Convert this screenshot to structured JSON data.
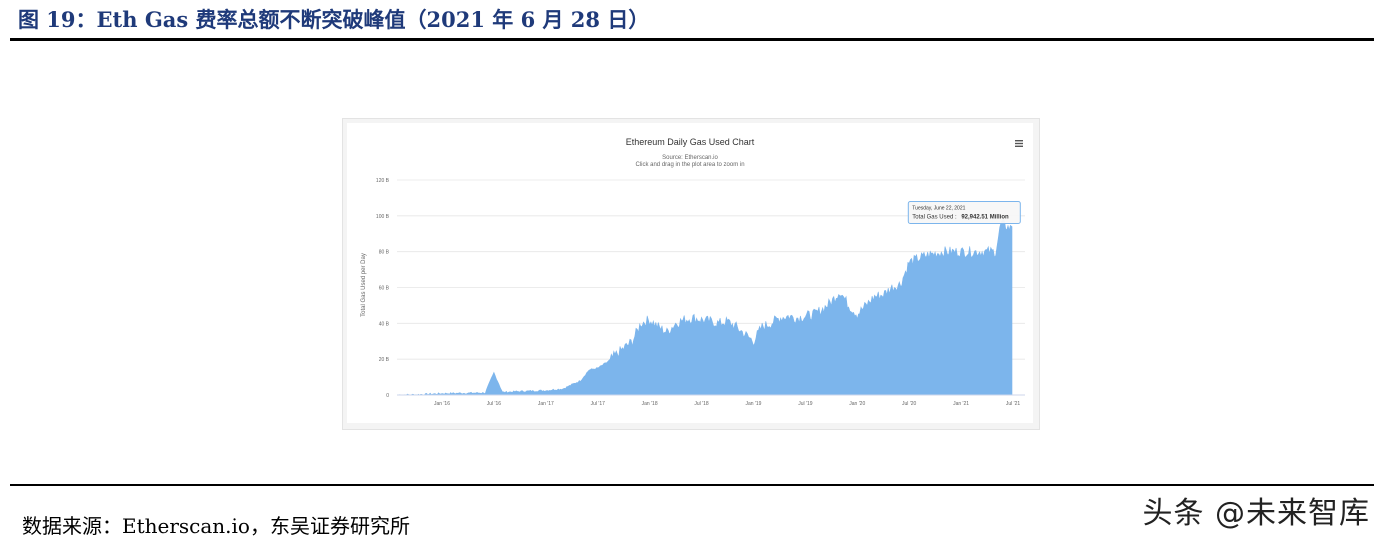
{
  "figure": {
    "title": "图 19：Eth Gas 费率总额不断突破峰值（2021 年 6 月 28 日）",
    "source": "数据来源：Etherscan.io，东吴证券研究所",
    "watermark": "头条 @未来智库"
  },
  "chart_data": {
    "type": "area",
    "title": "Ethereum Daily Gas Used Chart",
    "subtitle": "Source: Etherscan.io",
    "subtitle2": "Click and drag in the plot area to zoom in",
    "ylabel": "Total Gas Used per Day",
    "xlabel": "",
    "menu_icon": "hamburger-menu-icon",
    "color": "#7cb5ec",
    "grid": true,
    "ylim": [
      0,
      120
    ],
    "y_ticks": [
      {
        "v": 0,
        "label": "0"
      },
      {
        "v": 20,
        "label": "20 B"
      },
      {
        "v": 40,
        "label": "40 B"
      },
      {
        "v": 60,
        "label": "60 B"
      },
      {
        "v": 80,
        "label": "80 B"
      },
      {
        "v": 100,
        "label": "100 B"
      },
      {
        "v": 120,
        "label": "120 B"
      }
    ],
    "x_ticks": [
      "Jan '16",
      "Jul '16",
      "Jan '17",
      "Jul '17",
      "Jan '18",
      "Jul '18",
      "Jan '19",
      "Jul '19",
      "Jan '20",
      "Jul '20",
      "Jan '21",
      "Jul '21"
    ],
    "x_start": "2015-08",
    "series": [
      {
        "points": [
          [
            "2015-08",
            0.1
          ],
          [
            "2015-10",
            0.2
          ],
          [
            "2016-01",
            0.8
          ],
          [
            "2016-03",
            1.0
          ],
          [
            "2016-06",
            1.2
          ],
          [
            "2016-07",
            12.5
          ],
          [
            "2016-08",
            1.5
          ],
          [
            "2016-10",
            2.0
          ],
          [
            "2017-01",
            2.5
          ],
          [
            "2017-03",
            3.5
          ],
          [
            "2017-05",
            8
          ],
          [
            "2017-06",
            14
          ],
          [
            "2017-07",
            15
          ],
          [
            "2017-08",
            18
          ],
          [
            "2017-09",
            22
          ],
          [
            "2017-10",
            26
          ],
          [
            "2017-11",
            30
          ],
          [
            "2017-12",
            40
          ],
          [
            "2018-01",
            42
          ],
          [
            "2018-02",
            38
          ],
          [
            "2018-03",
            35
          ],
          [
            "2018-04",
            40
          ],
          [
            "2018-05",
            42
          ],
          [
            "2018-06",
            43
          ],
          [
            "2018-07",
            42
          ],
          [
            "2018-08",
            41
          ],
          [
            "2018-09",
            40
          ],
          [
            "2018-10",
            41
          ],
          [
            "2018-11",
            38
          ],
          [
            "2018-12",
            34
          ],
          [
            "2019-01",
            30
          ],
          [
            "2019-02",
            38
          ],
          [
            "2019-03",
            40
          ],
          [
            "2019-04",
            43
          ],
          [
            "2019-05",
            44
          ],
          [
            "2019-06",
            43
          ],
          [
            "2019-07",
            44
          ],
          [
            "2019-08",
            45
          ],
          [
            "2019-09",
            48
          ],
          [
            "2019-10",
            52
          ],
          [
            "2019-11",
            58
          ],
          [
            "2019-12",
            50
          ],
          [
            "2020-01",
            45
          ],
          [
            "2020-02",
            50
          ],
          [
            "2020-03",
            55
          ],
          [
            "2020-04",
            56
          ],
          [
            "2020-05",
            60
          ],
          [
            "2020-06",
            62
          ],
          [
            "2020-07",
            74
          ],
          [
            "2020-08",
            76
          ],
          [
            "2020-09",
            78
          ],
          [
            "2020-10",
            79
          ],
          [
            "2020-11",
            80
          ],
          [
            "2020-12",
            80
          ],
          [
            "2021-01",
            80
          ],
          [
            "2021-02",
            80
          ],
          [
            "2021-03",
            80
          ],
          [
            "2021-04",
            80
          ],
          [
            "2021-05",
            80
          ],
          [
            "2021-05-20",
            96
          ],
          [
            "2021-06-22",
            92.9
          ],
          [
            "2021-06-28",
            94
          ]
        ]
      }
    ],
    "tooltip": {
      "date": "Tuesday, June 22, 2021",
      "label": "Total Gas Used :",
      "value": "92,942.51 Million"
    }
  }
}
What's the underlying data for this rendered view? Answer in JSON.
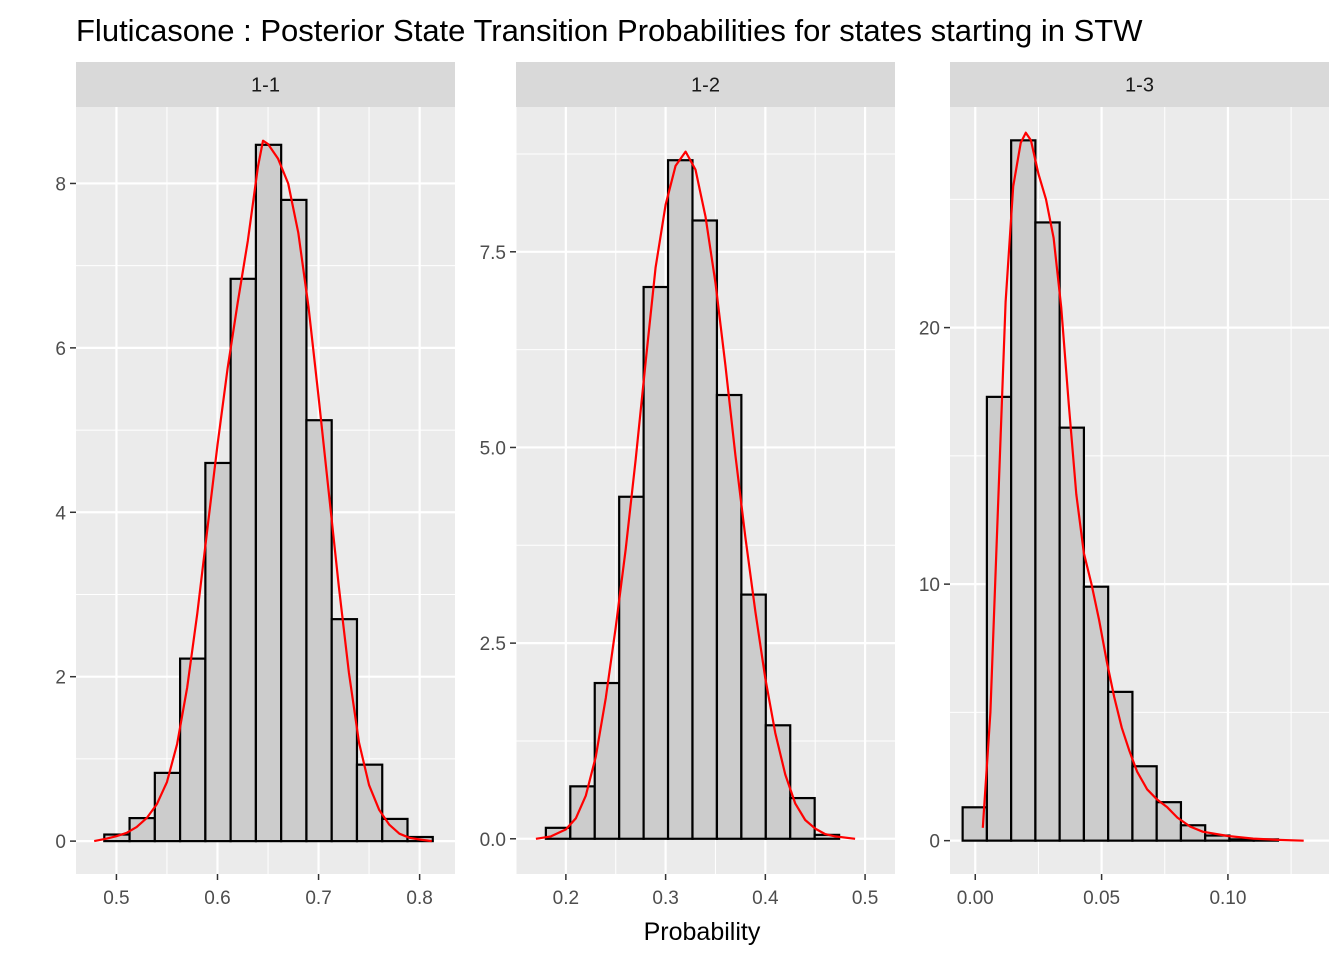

◇ ◇ ◇ ◇ ◇ ◇ ◇

> [What you should do] Check each line of the records for the word "Used", and show the lines that contain it.

> [Answer to this exercise]
    "title": "Ethereum Daily Gas Used Chart",
    "ylabel": "Total Gas Used per Day",
      "label": "Total Gas Used :",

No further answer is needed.